» WHAT THIS TASK INVOLVES: In the listing below, rename "lat-label" to "latitude-label" wherever it occurs, and reproduce every line with nothing else altered.

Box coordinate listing
——————————

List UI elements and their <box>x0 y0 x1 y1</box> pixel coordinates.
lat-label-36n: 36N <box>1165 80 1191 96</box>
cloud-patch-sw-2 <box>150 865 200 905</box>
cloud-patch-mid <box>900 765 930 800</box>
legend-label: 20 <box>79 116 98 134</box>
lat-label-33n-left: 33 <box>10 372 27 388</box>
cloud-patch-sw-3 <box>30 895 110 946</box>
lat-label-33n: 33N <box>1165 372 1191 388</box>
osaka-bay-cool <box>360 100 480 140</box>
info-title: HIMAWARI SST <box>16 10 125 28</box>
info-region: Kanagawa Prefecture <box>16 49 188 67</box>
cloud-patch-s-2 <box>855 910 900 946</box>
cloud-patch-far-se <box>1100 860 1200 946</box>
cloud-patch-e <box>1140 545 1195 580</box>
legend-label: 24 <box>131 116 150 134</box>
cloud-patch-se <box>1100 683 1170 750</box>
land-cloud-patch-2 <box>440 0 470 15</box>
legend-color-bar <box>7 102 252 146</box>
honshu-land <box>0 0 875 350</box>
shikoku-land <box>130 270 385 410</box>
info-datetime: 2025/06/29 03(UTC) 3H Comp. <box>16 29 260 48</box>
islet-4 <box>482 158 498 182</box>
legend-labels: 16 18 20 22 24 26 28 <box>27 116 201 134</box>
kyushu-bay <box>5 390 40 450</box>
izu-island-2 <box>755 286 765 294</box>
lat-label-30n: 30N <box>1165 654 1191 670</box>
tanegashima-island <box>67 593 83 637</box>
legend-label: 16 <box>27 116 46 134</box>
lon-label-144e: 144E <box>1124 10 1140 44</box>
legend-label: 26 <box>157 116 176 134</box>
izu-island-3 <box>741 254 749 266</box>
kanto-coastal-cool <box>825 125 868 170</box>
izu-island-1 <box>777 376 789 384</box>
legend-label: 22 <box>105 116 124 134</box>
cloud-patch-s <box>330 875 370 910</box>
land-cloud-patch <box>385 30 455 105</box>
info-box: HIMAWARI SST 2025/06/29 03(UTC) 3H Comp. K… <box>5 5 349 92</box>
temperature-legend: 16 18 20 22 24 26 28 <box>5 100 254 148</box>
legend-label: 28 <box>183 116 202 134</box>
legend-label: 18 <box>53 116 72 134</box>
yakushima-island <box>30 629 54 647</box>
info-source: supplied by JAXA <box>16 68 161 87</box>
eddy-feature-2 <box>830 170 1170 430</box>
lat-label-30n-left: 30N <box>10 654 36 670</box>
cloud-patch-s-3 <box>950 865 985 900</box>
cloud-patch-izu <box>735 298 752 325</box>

——————————

» SOLVED PROBLEM:
List UI elements and their <box>x0 y0 x1 y1</box> pixel coordinates.
latitude-label-36n: 36N <box>1165 80 1191 96</box>
cloud-patch-sw-2 <box>150 865 200 905</box>
cloud-patch-mid <box>900 765 930 800</box>
legend-label: 20 <box>79 116 98 134</box>
latitude-label-33n-left: 33 <box>10 372 27 388</box>
cloud-patch-sw-3 <box>30 895 110 946</box>
latitude-label-33n: 33N <box>1165 372 1191 388</box>
osaka-bay-cool <box>360 100 480 140</box>
info-title: HIMAWARI SST <box>16 10 125 28</box>
info-region: Kanagawa Prefecture <box>16 49 188 67</box>
cloud-patch-s-2 <box>855 910 900 946</box>
cloud-patch-far-se <box>1100 860 1200 946</box>
cloud-patch-e <box>1140 545 1195 580</box>
legend-label: 24 <box>131 116 150 134</box>
cloud-patch-se <box>1100 683 1170 750</box>
land-cloud-patch-2 <box>440 0 470 15</box>
legend-color-bar <box>7 102 252 146</box>
honshu-land <box>0 0 875 350</box>
shikoku-land <box>130 270 385 410</box>
info-datetime: 2025/06/29 03(UTC) 3H Comp. <box>16 29 260 48</box>
islet-4 <box>482 158 498 182</box>
legend-labels: 16 18 20 22 24 26 28 <box>27 116 201 134</box>
kyushu-bay <box>5 390 40 450</box>
izu-island-2 <box>755 286 765 294</box>
latitude-label-30n: 30N <box>1165 654 1191 670</box>
tanegashima-island <box>67 593 83 637</box>
legend-label: 16 <box>27 116 46 134</box>
lon-label-144e: 144E <box>1124 10 1140 44</box>
legend-label: 26 <box>157 116 176 134</box>
izu-island-3 <box>741 254 749 266</box>
kanto-coastal-cool <box>825 125 868 170</box>
izu-island-1 <box>777 376 789 384</box>
legend-label: 22 <box>105 116 124 134</box>
cloud-patch-s <box>330 875 370 910</box>
land-cloud-patch <box>385 30 455 105</box>
info-box: HIMAWARI SST 2025/06/29 03(UTC) 3H Comp. K… <box>5 5 349 92</box>
temperature-legend: 16 18 20 22 24 26 28 <box>5 100 254 148</box>
legend-label: 28 <box>183 116 202 134</box>
legend-label: 18 <box>53 116 72 134</box>
yakushima-island <box>30 629 54 647</box>
info-source: supplied by JAXA <box>16 68 161 87</box>
eddy-feature-2 <box>830 170 1170 430</box>
latitude-label-30n-left: 30N <box>10 654 36 670</box>
cloud-patch-s-3 <box>950 865 985 900</box>
cloud-patch-izu <box>735 298 752 325</box>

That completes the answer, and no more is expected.